Dataset extract

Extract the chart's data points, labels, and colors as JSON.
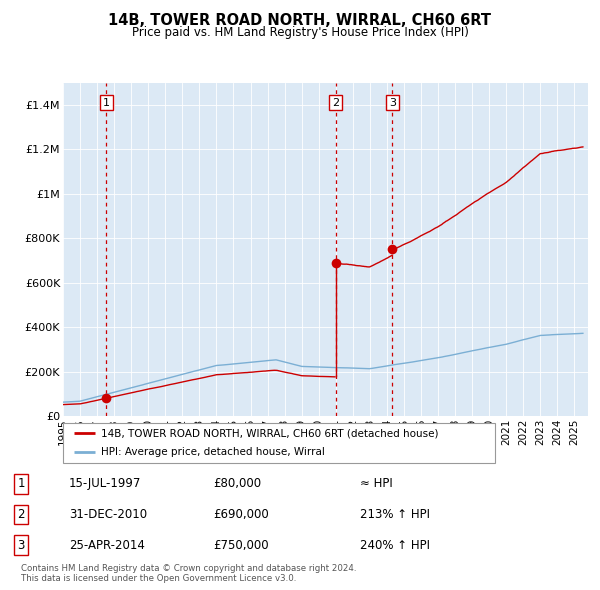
{
  "title": "14B, TOWER ROAD NORTH, WIRRAL, CH60 6RT",
  "subtitle": "Price paid vs. HM Land Registry's House Price Index (HPI)",
  "bg_color": "#dce9f5",
  "red_line_color": "#cc0000",
  "blue_line_color": "#7bafd4",
  "transactions": [
    {
      "num": 1,
      "date_label": "15-JUL-1997",
      "date_x": 1997.54,
      "price": 80000,
      "hpi_rel": "≈ HPI"
    },
    {
      "num": 2,
      "date_label": "31-DEC-2010",
      "date_x": 2010.99,
      "price": 690000,
      "hpi_rel": "213% ↑ HPI"
    },
    {
      "num": 3,
      "date_label": "25-APR-2014",
      "date_x": 2014.32,
      "price": 750000,
      "hpi_rel": "240% ↑ HPI"
    }
  ],
  "legend_label_red": "14B, TOWER ROAD NORTH, WIRRAL, CH60 6RT (detached house)",
  "legend_label_blue": "HPI: Average price, detached house, Wirral",
  "footer": "Contains HM Land Registry data © Crown copyright and database right 2024.\nThis data is licensed under the Open Government Licence v3.0.",
  "ylim": [
    0,
    1500000
  ],
  "xlim_start": 1995.0,
  "xlim_end": 2025.8,
  "yticks": [
    0,
    200000,
    400000,
    600000,
    800000,
    1000000,
    1200000,
    1400000
  ],
  "ytick_labels": [
    "£0",
    "£200K",
    "£400K",
    "£600K",
    "£800K",
    "£1M",
    "£1.2M",
    "£1.4M"
  ]
}
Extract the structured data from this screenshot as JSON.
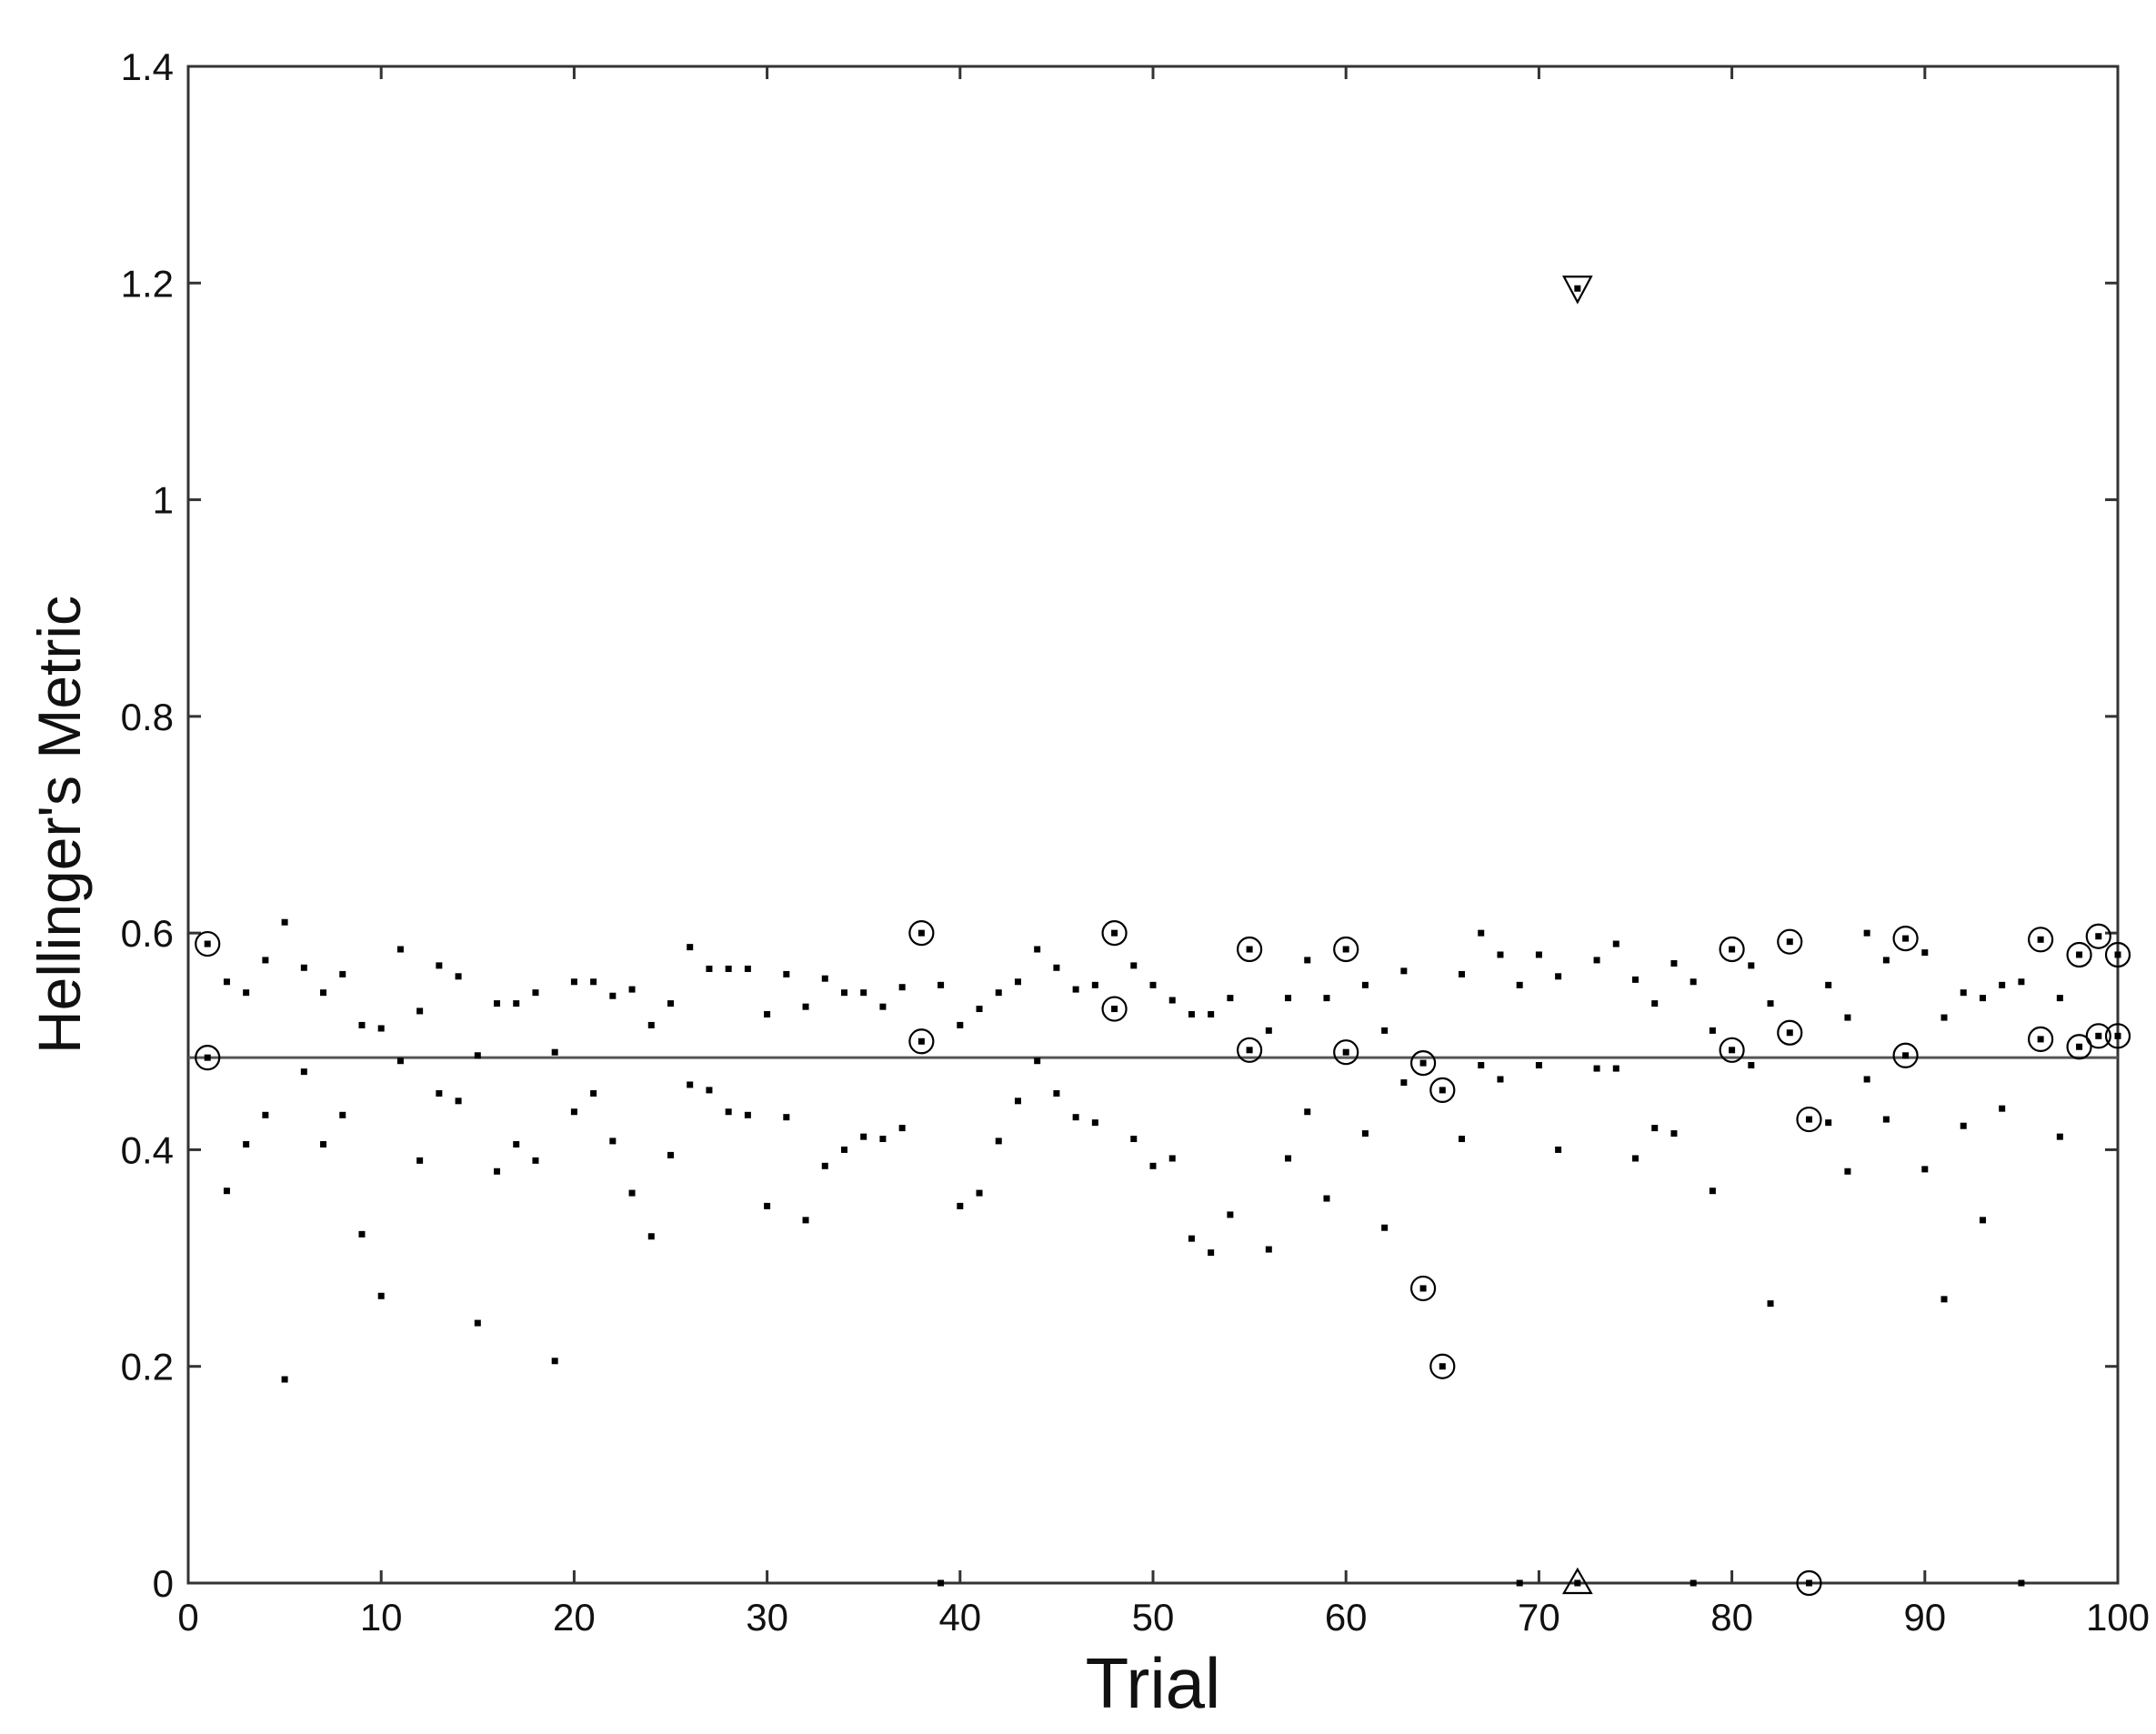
{
  "chart_data": {
    "type": "scatter",
    "title": "",
    "xlabel": "Trial",
    "ylabel": "Hellinger's Metric",
    "xlim": [
      0,
      100
    ],
    "ylim": [
      0,
      1.4
    ],
    "xticks": [
      "0",
      "10",
      "20",
      "30",
      "40",
      "50",
      "60",
      "70",
      "80",
      "90",
      "100"
    ],
    "yticks": [
      "0",
      "0.2",
      "0.4",
      "0.6",
      "0.8",
      "1",
      "1.2",
      "1.4"
    ],
    "grid": false,
    "legend": "none",
    "reference_line": {
      "y": 0.485,
      "color": "#555555"
    },
    "series": [
      {
        "marker": "dot",
        "color": "#000000",
        "points": [
          [
            1,
            0.59
          ],
          [
            1,
            0.485
          ],
          [
            2,
            0.555
          ],
          [
            2,
            0.362
          ],
          [
            3,
            0.545
          ],
          [
            3,
            0.405
          ],
          [
            4,
            0.575
          ],
          [
            4,
            0.432
          ],
          [
            5,
            0.61
          ],
          [
            5,
            0.188
          ],
          [
            6,
            0.568
          ],
          [
            6,
            0.472
          ],
          [
            7,
            0.545
          ],
          [
            7,
            0.405
          ],
          [
            8,
            0.562
          ],
          [
            8,
            0.432
          ],
          [
            9,
            0.515
          ],
          [
            9,
            0.322
          ],
          [
            10,
            0.512
          ],
          [
            10,
            0.265
          ],
          [
            11,
            0.585
          ],
          [
            11,
            0.482
          ],
          [
            12,
            0.528
          ],
          [
            12,
            0.39
          ],
          [
            13,
            0.57
          ],
          [
            13,
            0.452
          ],
          [
            14,
            0.56
          ],
          [
            14,
            0.445
          ],
          [
            15,
            0.487
          ],
          [
            15,
            0.24
          ],
          [
            16,
            0.535
          ],
          [
            16,
            0.38
          ],
          [
            17,
            0.535
          ],
          [
            17,
            0.405
          ],
          [
            18,
            0.545
          ],
          [
            18,
            0.39
          ],
          [
            19,
            0.49
          ],
          [
            19,
            0.205
          ],
          [
            20,
            0.555
          ],
          [
            20,
            0.435
          ],
          [
            21,
            0.555
          ],
          [
            21,
            0.452
          ],
          [
            22,
            0.542
          ],
          [
            22,
            0.408
          ],
          [
            23,
            0.548
          ],
          [
            23,
            0.36
          ],
          [
            24,
            0.515
          ],
          [
            24,
            0.32
          ],
          [
            25,
            0.535
          ],
          [
            25,
            0.395
          ],
          [
            26,
            0.587
          ],
          [
            26,
            0.46
          ],
          [
            27,
            0.567
          ],
          [
            27,
            0.455
          ],
          [
            28,
            0.567
          ],
          [
            28,
            0.435
          ],
          [
            29,
            0.567
          ],
          [
            29,
            0.432
          ],
          [
            30,
            0.525
          ],
          [
            30,
            0.348
          ],
          [
            31,
            0.562
          ],
          [
            31,
            0.43
          ],
          [
            32,
            0.532
          ],
          [
            32,
            0.335
          ],
          [
            33,
            0.558
          ],
          [
            33,
            0.385
          ],
          [
            34,
            0.545
          ],
          [
            34,
            0.4
          ],
          [
            35,
            0.545
          ],
          [
            35,
            0.412
          ],
          [
            36,
            0.532
          ],
          [
            36,
            0.41
          ],
          [
            37,
            0.55
          ],
          [
            37,
            0.42
          ],
          [
            38,
            0.6
          ],
          [
            38,
            0.5
          ],
          [
            39,
            0.552
          ],
          [
            39,
            0.0
          ],
          [
            40,
            0.515
          ],
          [
            40,
            0.348
          ],
          [
            41,
            0.53
          ],
          [
            41,
            0.36
          ],
          [
            42,
            0.545
          ],
          [
            42,
            0.408
          ],
          [
            43,
            0.555
          ],
          [
            43,
            0.445
          ],
          [
            44,
            0.585
          ],
          [
            44,
            0.482
          ],
          [
            45,
            0.568
          ],
          [
            45,
            0.452
          ],
          [
            46,
            0.548
          ],
          [
            46,
            0.43
          ],
          [
            47,
            0.552
          ],
          [
            47,
            0.425
          ],
          [
            48,
            0.6
          ],
          [
            48,
            0.53
          ],
          [
            49,
            0.57
          ],
          [
            49,
            0.41
          ],
          [
            50,
            0.552
          ],
          [
            50,
            0.385
          ],
          [
            51,
            0.538
          ],
          [
            51,
            0.392
          ],
          [
            52,
            0.525
          ],
          [
            52,
            0.318
          ],
          [
            53,
            0.525
          ],
          [
            53,
            0.305
          ],
          [
            54,
            0.54
          ],
          [
            54,
            0.34
          ],
          [
            55,
            0.585
          ],
          [
            55,
            0.492
          ],
          [
            56,
            0.51
          ],
          [
            56,
            0.308
          ],
          [
            57,
            0.54
          ],
          [
            57,
            0.392
          ],
          [
            58,
            0.575
          ],
          [
            58,
            0.435
          ],
          [
            59,
            0.54
          ],
          [
            59,
            0.355
          ],
          [
            60,
            0.585
          ],
          [
            60,
            0.49
          ],
          [
            61,
            0.552
          ],
          [
            61,
            0.415
          ],
          [
            62,
            0.51
          ],
          [
            62,
            0.328
          ],
          [
            63,
            0.565
          ],
          [
            63,
            0.462
          ],
          [
            64,
            0.48
          ],
          [
            64,
            0.272
          ],
          [
            65,
            0.455
          ],
          [
            65,
            0.2
          ],
          [
            66,
            0.562
          ],
          [
            66,
            0.41
          ],
          [
            67,
            0.6
          ],
          [
            67,
            0.478
          ],
          [
            68,
            0.58
          ],
          [
            68,
            0.465
          ],
          [
            69,
            0.552
          ],
          [
            69,
            0.0
          ],
          [
            70,
            0.58
          ],
          [
            70,
            0.478
          ],
          [
            71,
            0.56
          ],
          [
            71,
            0.4
          ],
          [
            72,
            1.195
          ],
          [
            72,
            0.0
          ],
          [
            73,
            0.575
          ],
          [
            73,
            0.475
          ],
          [
            74,
            0.59
          ],
          [
            74,
            0.475
          ],
          [
            75,
            0.557
          ],
          [
            75,
            0.392
          ],
          [
            76,
            0.535
          ],
          [
            76,
            0.42
          ],
          [
            77,
            0.572
          ],
          [
            77,
            0.415
          ],
          [
            78,
            0.555
          ],
          [
            78,
            0.0
          ],
          [
            79,
            0.51
          ],
          [
            79,
            0.362
          ],
          [
            80,
            0.585
          ],
          [
            80,
            0.492
          ],
          [
            81,
            0.57
          ],
          [
            81,
            0.478
          ],
          [
            82,
            0.535
          ],
          [
            82,
            0.258
          ],
          [
            83,
            0.592
          ],
          [
            83,
            0.508
          ],
          [
            84,
            0.428
          ],
          [
            84,
            0.0
          ],
          [
            85,
            0.552
          ],
          [
            85,
            0.425
          ],
          [
            86,
            0.522
          ],
          [
            86,
            0.38
          ],
          [
            87,
            0.6
          ],
          [
            87,
            0.465
          ],
          [
            88,
            0.575
          ],
          [
            88,
            0.428
          ],
          [
            89,
            0.595
          ],
          [
            89,
            0.487
          ],
          [
            90,
            0.582
          ],
          [
            90,
            0.382
          ],
          [
            91,
            0.522
          ],
          [
            91,
            0.262
          ],
          [
            92,
            0.545
          ],
          [
            92,
            0.422
          ],
          [
            93,
            0.54
          ],
          [
            93,
            0.335
          ],
          [
            94,
            0.552
          ],
          [
            94,
            0.438
          ],
          [
            95,
            0.555
          ],
          [
            95,
            0.0
          ],
          [
            96,
            0.594
          ],
          [
            96,
            0.502
          ],
          [
            97,
            0.54
          ],
          [
            97,
            0.412
          ],
          [
            98,
            0.58
          ],
          [
            98,
            0.495
          ],
          [
            99,
            0.597
          ],
          [
            99,
            0.505
          ],
          [
            100,
            0.58
          ],
          [
            100,
            0.505
          ]
        ]
      },
      {
        "marker": "circle",
        "color": "#000000",
        "points": [
          [
            1,
            0.59
          ],
          [
            1,
            0.485
          ],
          [
            38,
            0.6
          ],
          [
            38,
            0.5
          ],
          [
            48,
            0.6
          ],
          [
            48,
            0.53
          ],
          [
            55,
            0.585
          ],
          [
            55,
            0.492
          ],
          [
            60,
            0.585
          ],
          [
            60,
            0.49
          ],
          [
            64,
            0.48
          ],
          [
            64,
            0.272
          ],
          [
            65,
            0.455
          ],
          [
            65,
            0.2
          ],
          [
            80,
            0.585
          ],
          [
            80,
            0.492
          ],
          [
            83,
            0.592
          ],
          [
            83,
            0.508
          ],
          [
            84,
            0.428
          ],
          [
            84,
            0.0
          ],
          [
            89,
            0.595
          ],
          [
            89,
            0.487
          ],
          [
            96,
            0.594
          ],
          [
            96,
            0.502
          ],
          [
            98,
            0.58
          ],
          [
            98,
            0.495
          ],
          [
            99,
            0.597
          ],
          [
            99,
            0.505
          ],
          [
            100,
            0.58
          ],
          [
            100,
            0.505
          ]
        ]
      },
      {
        "marker": "triangle-down",
        "color": "#000000",
        "points": [
          [
            72,
            1.195
          ]
        ]
      },
      {
        "marker": "triangle-up",
        "color": "#000000",
        "points": [
          [
            72,
            0.0
          ]
        ]
      }
    ]
  }
}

Description of the task
Only a number is wanted: how many lines of the material above hold "NORTH"?

Written answer
2